Narrow the data below down to the lines containing "támogatás".

-- Start of Dataset entries --

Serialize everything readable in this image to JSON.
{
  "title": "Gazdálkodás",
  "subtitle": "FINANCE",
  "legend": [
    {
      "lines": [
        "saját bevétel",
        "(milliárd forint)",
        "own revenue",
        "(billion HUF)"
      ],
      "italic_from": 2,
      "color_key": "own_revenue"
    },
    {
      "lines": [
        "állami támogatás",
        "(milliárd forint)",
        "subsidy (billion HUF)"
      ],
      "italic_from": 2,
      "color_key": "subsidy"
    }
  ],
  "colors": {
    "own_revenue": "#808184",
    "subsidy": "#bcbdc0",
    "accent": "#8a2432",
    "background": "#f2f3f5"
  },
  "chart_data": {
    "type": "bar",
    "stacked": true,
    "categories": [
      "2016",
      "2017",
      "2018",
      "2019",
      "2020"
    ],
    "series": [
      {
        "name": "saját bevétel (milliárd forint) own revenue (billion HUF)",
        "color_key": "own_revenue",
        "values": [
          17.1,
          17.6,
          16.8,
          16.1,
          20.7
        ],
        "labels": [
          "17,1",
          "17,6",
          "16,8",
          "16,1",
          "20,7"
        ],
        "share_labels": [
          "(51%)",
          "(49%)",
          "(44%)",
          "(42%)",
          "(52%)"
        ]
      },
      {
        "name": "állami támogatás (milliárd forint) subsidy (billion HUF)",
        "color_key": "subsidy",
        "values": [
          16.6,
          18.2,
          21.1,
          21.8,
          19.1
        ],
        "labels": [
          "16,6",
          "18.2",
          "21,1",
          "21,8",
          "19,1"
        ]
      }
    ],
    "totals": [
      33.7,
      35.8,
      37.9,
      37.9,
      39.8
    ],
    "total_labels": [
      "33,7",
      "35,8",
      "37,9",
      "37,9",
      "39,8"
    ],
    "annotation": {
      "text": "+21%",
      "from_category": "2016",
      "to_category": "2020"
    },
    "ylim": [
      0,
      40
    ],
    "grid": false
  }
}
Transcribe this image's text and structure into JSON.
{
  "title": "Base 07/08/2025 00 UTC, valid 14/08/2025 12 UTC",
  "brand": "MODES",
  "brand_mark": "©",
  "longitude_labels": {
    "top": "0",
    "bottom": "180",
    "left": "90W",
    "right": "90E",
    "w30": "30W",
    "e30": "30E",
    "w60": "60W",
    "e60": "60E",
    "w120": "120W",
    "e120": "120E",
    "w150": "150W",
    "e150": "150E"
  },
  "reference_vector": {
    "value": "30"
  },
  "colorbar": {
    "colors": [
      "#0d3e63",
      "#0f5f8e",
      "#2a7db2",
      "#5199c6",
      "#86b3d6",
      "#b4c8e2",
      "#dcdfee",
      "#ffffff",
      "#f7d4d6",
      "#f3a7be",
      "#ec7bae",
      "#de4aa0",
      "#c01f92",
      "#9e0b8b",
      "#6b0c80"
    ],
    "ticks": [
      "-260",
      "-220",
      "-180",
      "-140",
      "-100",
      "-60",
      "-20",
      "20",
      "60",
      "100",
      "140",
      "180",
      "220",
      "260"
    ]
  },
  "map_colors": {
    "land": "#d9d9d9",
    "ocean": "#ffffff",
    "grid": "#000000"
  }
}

-- End of Dataset entries --

Answer to this task:
        "állami támogatás",
        "name": "állami támogatás (milliárd forint) subsidy (billion HUF)",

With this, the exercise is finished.